## Given task
Show every line in the entries below where the word "tool" appears.

## Records excerpted from a collection

>> START

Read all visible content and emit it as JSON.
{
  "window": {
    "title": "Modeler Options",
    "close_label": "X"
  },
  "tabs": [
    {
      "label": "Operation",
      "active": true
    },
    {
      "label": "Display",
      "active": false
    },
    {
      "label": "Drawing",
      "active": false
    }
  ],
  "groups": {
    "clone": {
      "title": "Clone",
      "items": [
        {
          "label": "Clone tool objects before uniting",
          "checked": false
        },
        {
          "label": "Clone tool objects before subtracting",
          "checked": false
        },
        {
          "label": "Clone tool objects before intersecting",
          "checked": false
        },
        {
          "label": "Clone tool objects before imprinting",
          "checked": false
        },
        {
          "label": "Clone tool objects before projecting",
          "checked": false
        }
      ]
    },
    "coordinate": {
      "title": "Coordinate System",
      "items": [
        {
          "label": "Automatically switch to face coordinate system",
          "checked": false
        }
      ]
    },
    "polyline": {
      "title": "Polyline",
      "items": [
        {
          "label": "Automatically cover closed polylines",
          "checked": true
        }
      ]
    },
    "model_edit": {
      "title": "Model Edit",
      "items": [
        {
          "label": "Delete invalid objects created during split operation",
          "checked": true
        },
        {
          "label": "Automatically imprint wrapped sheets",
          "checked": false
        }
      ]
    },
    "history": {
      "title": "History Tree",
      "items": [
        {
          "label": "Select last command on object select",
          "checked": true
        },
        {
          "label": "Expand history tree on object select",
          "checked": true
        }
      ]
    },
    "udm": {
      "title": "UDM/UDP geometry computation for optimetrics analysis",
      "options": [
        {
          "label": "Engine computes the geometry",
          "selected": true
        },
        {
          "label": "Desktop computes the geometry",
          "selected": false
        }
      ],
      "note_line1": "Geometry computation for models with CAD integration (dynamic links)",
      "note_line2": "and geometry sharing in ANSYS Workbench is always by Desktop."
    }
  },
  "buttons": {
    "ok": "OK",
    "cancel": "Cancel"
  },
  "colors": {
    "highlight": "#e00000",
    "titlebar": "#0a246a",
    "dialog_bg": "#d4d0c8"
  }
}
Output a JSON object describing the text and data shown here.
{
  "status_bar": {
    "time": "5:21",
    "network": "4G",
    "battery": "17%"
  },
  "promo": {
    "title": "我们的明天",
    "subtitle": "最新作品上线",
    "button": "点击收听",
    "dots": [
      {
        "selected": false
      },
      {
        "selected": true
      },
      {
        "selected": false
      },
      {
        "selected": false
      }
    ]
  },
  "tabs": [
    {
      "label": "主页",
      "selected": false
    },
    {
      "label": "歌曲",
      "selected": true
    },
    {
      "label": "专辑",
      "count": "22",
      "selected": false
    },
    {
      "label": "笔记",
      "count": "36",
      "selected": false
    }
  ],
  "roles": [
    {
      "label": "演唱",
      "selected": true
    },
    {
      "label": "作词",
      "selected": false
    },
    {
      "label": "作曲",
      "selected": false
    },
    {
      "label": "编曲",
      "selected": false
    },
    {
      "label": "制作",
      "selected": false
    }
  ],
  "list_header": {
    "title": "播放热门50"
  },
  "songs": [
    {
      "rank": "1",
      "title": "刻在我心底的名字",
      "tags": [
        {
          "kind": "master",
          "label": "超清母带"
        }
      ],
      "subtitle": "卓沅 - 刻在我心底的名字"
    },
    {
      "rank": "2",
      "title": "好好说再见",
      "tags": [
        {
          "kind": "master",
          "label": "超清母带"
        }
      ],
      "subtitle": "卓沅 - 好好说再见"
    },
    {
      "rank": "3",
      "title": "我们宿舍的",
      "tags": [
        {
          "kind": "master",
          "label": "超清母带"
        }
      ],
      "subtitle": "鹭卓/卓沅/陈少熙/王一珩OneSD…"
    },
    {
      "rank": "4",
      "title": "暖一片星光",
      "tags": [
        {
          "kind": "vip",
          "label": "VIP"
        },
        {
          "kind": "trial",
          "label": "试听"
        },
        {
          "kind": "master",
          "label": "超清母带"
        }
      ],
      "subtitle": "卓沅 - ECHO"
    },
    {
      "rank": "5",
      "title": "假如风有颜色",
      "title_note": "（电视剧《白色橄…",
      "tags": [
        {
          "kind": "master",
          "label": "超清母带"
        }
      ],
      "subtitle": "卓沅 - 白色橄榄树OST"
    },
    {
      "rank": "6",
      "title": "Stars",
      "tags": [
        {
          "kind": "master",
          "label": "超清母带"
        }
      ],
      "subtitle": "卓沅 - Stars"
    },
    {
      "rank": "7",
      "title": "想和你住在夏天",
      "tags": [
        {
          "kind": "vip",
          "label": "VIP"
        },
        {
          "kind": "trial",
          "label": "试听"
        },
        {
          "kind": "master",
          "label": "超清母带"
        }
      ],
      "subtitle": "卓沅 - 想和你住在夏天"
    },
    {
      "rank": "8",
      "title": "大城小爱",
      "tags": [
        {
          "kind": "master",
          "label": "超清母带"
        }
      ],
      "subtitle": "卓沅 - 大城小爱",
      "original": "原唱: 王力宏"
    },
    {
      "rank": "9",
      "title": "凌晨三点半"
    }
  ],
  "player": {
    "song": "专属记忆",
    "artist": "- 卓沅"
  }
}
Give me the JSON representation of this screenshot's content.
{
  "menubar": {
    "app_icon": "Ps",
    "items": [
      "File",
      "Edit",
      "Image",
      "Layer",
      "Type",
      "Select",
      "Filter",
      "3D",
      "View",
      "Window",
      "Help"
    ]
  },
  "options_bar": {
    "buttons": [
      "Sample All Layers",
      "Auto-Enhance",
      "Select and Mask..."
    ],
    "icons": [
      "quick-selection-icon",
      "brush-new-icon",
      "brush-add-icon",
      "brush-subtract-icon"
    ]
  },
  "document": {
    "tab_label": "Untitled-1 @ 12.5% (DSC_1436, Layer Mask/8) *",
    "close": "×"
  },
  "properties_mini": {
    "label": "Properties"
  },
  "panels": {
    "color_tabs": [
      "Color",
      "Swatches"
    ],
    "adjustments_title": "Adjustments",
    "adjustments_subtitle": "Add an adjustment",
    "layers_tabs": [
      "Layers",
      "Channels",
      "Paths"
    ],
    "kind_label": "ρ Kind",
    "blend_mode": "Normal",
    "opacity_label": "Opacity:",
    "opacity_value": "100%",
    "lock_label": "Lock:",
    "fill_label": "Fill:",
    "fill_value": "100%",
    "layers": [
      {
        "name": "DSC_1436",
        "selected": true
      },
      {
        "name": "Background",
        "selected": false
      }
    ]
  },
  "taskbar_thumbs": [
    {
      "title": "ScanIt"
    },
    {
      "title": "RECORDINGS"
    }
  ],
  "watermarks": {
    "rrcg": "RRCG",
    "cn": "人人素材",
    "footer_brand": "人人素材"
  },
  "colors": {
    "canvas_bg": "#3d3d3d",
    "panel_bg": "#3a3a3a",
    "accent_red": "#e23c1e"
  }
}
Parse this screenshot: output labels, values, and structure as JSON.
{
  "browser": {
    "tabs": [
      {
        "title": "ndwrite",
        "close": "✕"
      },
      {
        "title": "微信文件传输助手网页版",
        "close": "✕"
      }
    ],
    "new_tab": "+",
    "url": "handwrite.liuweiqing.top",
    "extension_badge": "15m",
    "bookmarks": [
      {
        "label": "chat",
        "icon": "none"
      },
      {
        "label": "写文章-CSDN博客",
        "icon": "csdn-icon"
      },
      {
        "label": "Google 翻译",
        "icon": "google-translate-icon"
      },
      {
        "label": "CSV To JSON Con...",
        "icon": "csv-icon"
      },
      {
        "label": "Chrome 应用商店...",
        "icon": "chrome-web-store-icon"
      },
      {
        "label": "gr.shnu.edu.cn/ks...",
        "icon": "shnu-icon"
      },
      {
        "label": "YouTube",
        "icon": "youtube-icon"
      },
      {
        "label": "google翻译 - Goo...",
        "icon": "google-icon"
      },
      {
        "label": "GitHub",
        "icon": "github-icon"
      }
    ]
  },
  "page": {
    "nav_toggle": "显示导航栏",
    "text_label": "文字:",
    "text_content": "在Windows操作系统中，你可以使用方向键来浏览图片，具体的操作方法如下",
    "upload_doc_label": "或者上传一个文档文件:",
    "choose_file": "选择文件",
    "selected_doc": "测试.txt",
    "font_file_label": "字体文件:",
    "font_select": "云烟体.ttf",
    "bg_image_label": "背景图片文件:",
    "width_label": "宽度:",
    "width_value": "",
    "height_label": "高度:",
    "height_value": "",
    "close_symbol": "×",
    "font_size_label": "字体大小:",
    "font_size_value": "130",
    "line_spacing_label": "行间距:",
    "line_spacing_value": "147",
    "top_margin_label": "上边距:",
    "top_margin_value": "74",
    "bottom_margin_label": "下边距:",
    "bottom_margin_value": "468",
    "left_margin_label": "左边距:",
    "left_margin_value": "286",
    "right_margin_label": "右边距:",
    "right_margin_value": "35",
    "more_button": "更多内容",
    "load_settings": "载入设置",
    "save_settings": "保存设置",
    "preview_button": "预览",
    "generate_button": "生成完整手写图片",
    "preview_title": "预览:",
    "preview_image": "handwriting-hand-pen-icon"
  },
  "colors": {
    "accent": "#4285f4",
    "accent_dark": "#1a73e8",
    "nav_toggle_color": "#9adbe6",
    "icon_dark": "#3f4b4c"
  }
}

>> END

## Response to the exercise
          "label": "Clone tool objects before uniting",
          "label": "Clone tool objects before subtracting",
          "label": "Clone tool objects before intersecting",
          "label": "Clone tool objects before imprinting",
          "label": "Clone tool objects before projecting",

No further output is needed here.